## Directions for this task:
Gather each line in the entries that includes the string "ylabel".

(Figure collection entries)
__________________________________________________
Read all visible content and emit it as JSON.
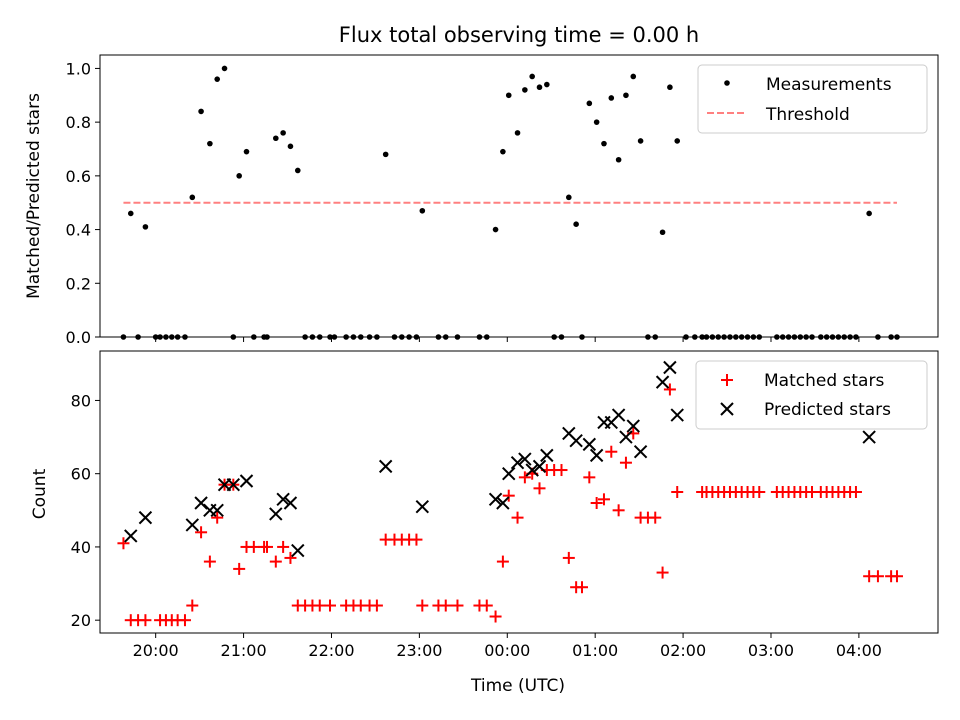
{
  "title": "Flux total observing time = 0.00 h",
  "colors": {
    "measurement": "#000000",
    "threshold": "#ff8080",
    "matched": "#ff0000",
    "predicted": "#000000"
  },
  "chart_data": [
    {
      "type": "scatter",
      "ylabel": "Matched/Predicted stars",
      "xlabel": "",
      "ylim": [
        0.0,
        1.05
      ],
      "yticks": [
        "0.0",
        "0.2",
        "0.4",
        "0.6",
        "0.8",
        "1.0"
      ],
      "ytick_values": [
        0.0,
        0.2,
        0.4,
        0.6,
        0.8,
        1.0
      ],
      "xlim": [
        "19:22",
        "04:54"
      ],
      "legend_position": "top-right",
      "series": [
        {
          "name": "Measurements",
          "marker": "dot",
          "points": [
            [
              "19:38",
              0.0
            ],
            [
              "19:43",
              0.46
            ],
            [
              "19:48",
              0.0
            ],
            [
              "19:53",
              0.41
            ],
            [
              "20:00",
              0.0
            ],
            [
              "20:03",
              0.0
            ],
            [
              "20:07",
              0.0
            ],
            [
              "20:11",
              0.0
            ],
            [
              "20:15",
              0.0
            ],
            [
              "20:20",
              0.0
            ],
            [
              "20:25",
              0.52
            ],
            [
              "20:31",
              0.84
            ],
            [
              "20:37",
              0.72
            ],
            [
              "20:42",
              0.96
            ],
            [
              "20:47",
              1.0
            ],
            [
              "20:53",
              0.0
            ],
            [
              "20:57",
              0.6
            ],
            [
              "21:02",
              0.69
            ],
            [
              "21:07",
              0.0
            ],
            [
              "21:14",
              0.0
            ],
            [
              "21:16",
              0.0
            ],
            [
              "21:22",
              0.74
            ],
            [
              "21:27",
              0.76
            ],
            [
              "21:32",
              0.71
            ],
            [
              "21:37",
              0.62
            ],
            [
              "21:42",
              0.0
            ],
            [
              "21:47",
              0.0
            ],
            [
              "21:52",
              0.0
            ],
            [
              "21:59",
              0.0
            ],
            [
              "22:02",
              0.0
            ],
            [
              "22:10",
              0.0
            ],
            [
              "22:15",
              0.0
            ],
            [
              "22:20",
              0.0
            ],
            [
              "22:26",
              0.0
            ],
            [
              "22:31",
              0.0
            ],
            [
              "22:37",
              0.68
            ],
            [
              "22:43",
              0.0
            ],
            [
              "22:48",
              0.0
            ],
            [
              "22:53",
              0.0
            ],
            [
              "22:58",
              0.0
            ],
            [
              "23:02",
              0.47
            ],
            [
              "23:13",
              0.0
            ],
            [
              "23:18",
              0.0
            ],
            [
              "23:26",
              0.0
            ],
            [
              "23:41",
              0.0
            ],
            [
              "23:46",
              0.0
            ],
            [
              "23:52",
              0.4
            ],
            [
              "23:57",
              0.69
            ],
            [
              "00:01",
              0.9
            ],
            [
              "00:07",
              0.76
            ],
            [
              "00:12",
              0.92
            ],
            [
              "00:17",
              0.97
            ],
            [
              "00:22",
              0.93
            ],
            [
              "00:27",
              0.94
            ],
            [
              "00:32",
              0.0
            ],
            [
              "00:37",
              0.0
            ],
            [
              "00:42",
              0.52
            ],
            [
              "00:47",
              0.42
            ],
            [
              "00:51",
              0.0
            ],
            [
              "00:56",
              0.87
            ],
            [
              "01:01",
              0.8
            ],
            [
              "01:06",
              0.72
            ],
            [
              "01:11",
              0.89
            ],
            [
              "01:16",
              0.66
            ],
            [
              "01:21",
              0.9
            ],
            [
              "01:26",
              0.97
            ],
            [
              "01:31",
              0.73
            ],
            [
              "01:36",
              0.0
            ],
            [
              "01:41",
              0.0
            ],
            [
              "01:46",
              0.39
            ],
            [
              "01:51",
              0.93
            ],
            [
              "01:56",
              0.73
            ],
            [
              "02:02",
              0.0
            ],
            [
              "02:08",
              0.0
            ],
            [
              "02:13",
              0.0
            ],
            [
              "02:16",
              0.0
            ],
            [
              "02:20",
              0.0
            ],
            [
              "02:24",
              0.0
            ],
            [
              "02:28",
              0.0
            ],
            [
              "02:32",
              0.0
            ],
            [
              "02:36",
              0.0
            ],
            [
              "02:40",
              0.0
            ],
            [
              "02:44",
              0.0
            ],
            [
              "02:48",
              0.0
            ],
            [
              "02:52",
              0.0
            ],
            [
              "03:04",
              0.0
            ],
            [
              "03:08",
              0.0
            ],
            [
              "03:12",
              0.0
            ],
            [
              "03:16",
              0.0
            ],
            [
              "03:20",
              0.0
            ],
            [
              "03:24",
              0.0
            ],
            [
              "03:28",
              0.0
            ],
            [
              "03:34",
              0.0
            ],
            [
              "03:38",
              0.0
            ],
            [
              "03:42",
              0.0
            ],
            [
              "03:46",
              0.0
            ],
            [
              "03:50",
              0.0
            ],
            [
              "03:54",
              0.0
            ],
            [
              "03:58",
              0.0
            ],
            [
              "04:07",
              0.46
            ],
            [
              "04:13",
              0.0
            ],
            [
              "04:22",
              0.0
            ],
            [
              "04:26",
              0.0
            ]
          ]
        },
        {
          "name": "Threshold",
          "marker": "dashed-line",
          "points": [
            [
              "19:38",
              0.5
            ],
            [
              "04:26",
              0.5
            ]
          ]
        }
      ]
    },
    {
      "type": "scatter",
      "ylabel": "Count",
      "xlabel": "Time (UTC)",
      "ylim": [
        16.5,
        93.5
      ],
      "yticks": [
        "20",
        "40",
        "60",
        "80"
      ],
      "ytick_values": [
        20,
        40,
        60,
        80
      ],
      "xlim": [
        "19:22",
        "04:54"
      ],
      "xticks": [
        "20:00",
        "21:00",
        "22:00",
        "23:00",
        "00:00",
        "01:00",
        "02:00",
        "03:00",
        "04:00"
      ],
      "legend_position": "top-right",
      "series": [
        {
          "name": "Matched stars",
          "marker": "plus",
          "points": [
            [
              "19:38",
              41
            ],
            [
              "19:43",
              20
            ],
            [
              "19:48",
              20
            ],
            [
              "19:53",
              20
            ],
            [
              "20:03",
              20
            ],
            [
              "20:07",
              20
            ],
            [
              "20:11",
              20
            ],
            [
              "20:15",
              20
            ],
            [
              "20:20",
              20
            ],
            [
              "20:25",
              24
            ],
            [
              "20:31",
              44
            ],
            [
              "20:37",
              36
            ],
            [
              "20:42",
              48
            ],
            [
              "20:47",
              57
            ],
            [
              "20:53",
              57
            ],
            [
              "20:57",
              34
            ],
            [
              "21:02",
              40
            ],
            [
              "21:07",
              40
            ],
            [
              "21:14",
              40
            ],
            [
              "21:16",
              40
            ],
            [
              "21:22",
              36
            ],
            [
              "21:27",
              40
            ],
            [
              "21:32",
              37
            ],
            [
              "21:37",
              24
            ],
            [
              "21:42",
              24
            ],
            [
              "21:47",
              24
            ],
            [
              "21:52",
              24
            ],
            [
              "21:59",
              24
            ],
            [
              "22:10",
              24
            ],
            [
              "22:15",
              24
            ],
            [
              "22:20",
              24
            ],
            [
              "22:26",
              24
            ],
            [
              "22:31",
              24
            ],
            [
              "22:37",
              42
            ],
            [
              "22:43",
              42
            ],
            [
              "22:48",
              42
            ],
            [
              "22:53",
              42
            ],
            [
              "22:58",
              42
            ],
            [
              "23:02",
              24
            ],
            [
              "23:13",
              24
            ],
            [
              "23:18",
              24
            ],
            [
              "23:26",
              24
            ],
            [
              "23:41",
              24
            ],
            [
              "23:46",
              24
            ],
            [
              "23:52",
              21
            ],
            [
              "23:57",
              36
            ],
            [
              "00:01",
              54
            ],
            [
              "00:07",
              48
            ],
            [
              "00:12",
              59
            ],
            [
              "00:17",
              60
            ],
            [
              "00:22",
              56
            ],
            [
              "00:27",
              61
            ],
            [
              "00:32",
              61
            ],
            [
              "00:37",
              61
            ],
            [
              "00:42",
              37
            ],
            [
              "00:47",
              29
            ],
            [
              "00:51",
              29
            ],
            [
              "00:56",
              59
            ],
            [
              "01:01",
              52
            ],
            [
              "01:06",
              53
            ],
            [
              "01:11",
              66
            ],
            [
              "01:16",
              50
            ],
            [
              "01:21",
              63
            ],
            [
              "01:26",
              71
            ],
            [
              "01:31",
              48
            ],
            [
              "01:36",
              48
            ],
            [
              "01:41",
              48
            ],
            [
              "01:46",
              33
            ],
            [
              "01:51",
              83
            ],
            [
              "01:56",
              55
            ],
            [
              "02:13",
              55
            ],
            [
              "02:16",
              55
            ],
            [
              "02:20",
              55
            ],
            [
              "02:24",
              55
            ],
            [
              "02:28",
              55
            ],
            [
              "02:32",
              55
            ],
            [
              "02:36",
              55
            ],
            [
              "02:40",
              55
            ],
            [
              "02:44",
              55
            ],
            [
              "02:48",
              55
            ],
            [
              "02:52",
              55
            ],
            [
              "03:04",
              55
            ],
            [
              "03:08",
              55
            ],
            [
              "03:12",
              55
            ],
            [
              "03:16",
              55
            ],
            [
              "03:20",
              55
            ],
            [
              "03:24",
              55
            ],
            [
              "03:28",
              55
            ],
            [
              "03:34",
              55
            ],
            [
              "03:38",
              55
            ],
            [
              "03:42",
              55
            ],
            [
              "03:46",
              55
            ],
            [
              "03:50",
              55
            ],
            [
              "03:54",
              55
            ],
            [
              "03:58",
              55
            ],
            [
              "04:07",
              32
            ],
            [
              "04:13",
              32
            ],
            [
              "04:22",
              32
            ],
            [
              "04:26",
              32
            ]
          ]
        },
        {
          "name": "Predicted stars",
          "marker": "x",
          "points": [
            [
              "19:43",
              43
            ],
            [
              "19:53",
              48
            ],
            [
              "20:25",
              46
            ],
            [
              "20:31",
              52
            ],
            [
              "20:37",
              50
            ],
            [
              "20:42",
              50
            ],
            [
              "20:47",
              57
            ],
            [
              "20:53",
              57
            ],
            [
              "21:02",
              58
            ],
            [
              "21:22",
              49
            ],
            [
              "21:27",
              53
            ],
            [
              "21:32",
              52
            ],
            [
              "21:37",
              39
            ],
            [
              "22:37",
              62
            ],
            [
              "23:02",
              51
            ],
            [
              "23:52",
              53
            ],
            [
              "23:57",
              52
            ],
            [
              "00:01",
              60
            ],
            [
              "00:07",
              63
            ],
            [
              "00:12",
              64
            ],
            [
              "00:17",
              61
            ],
            [
              "00:22",
              62
            ],
            [
              "00:27",
              65
            ],
            [
              "00:42",
              71
            ],
            [
              "00:47",
              69
            ],
            [
              "00:56",
              68
            ],
            [
              "01:01",
              65
            ],
            [
              "01:06",
              74
            ],
            [
              "01:11",
              74
            ],
            [
              "01:16",
              76
            ],
            [
              "01:21",
              70
            ],
            [
              "01:26",
              73
            ],
            [
              "01:31",
              66
            ],
            [
              "01:46",
              85
            ],
            [
              "01:51",
              89
            ],
            [
              "01:56",
              76
            ],
            [
              "04:07",
              70
            ]
          ]
        }
      ]
    }
  ]
}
__________________________________________________
## Complete answer:
      "ylabel": "Matched/Predicted stars",
      "ylabel": "Count",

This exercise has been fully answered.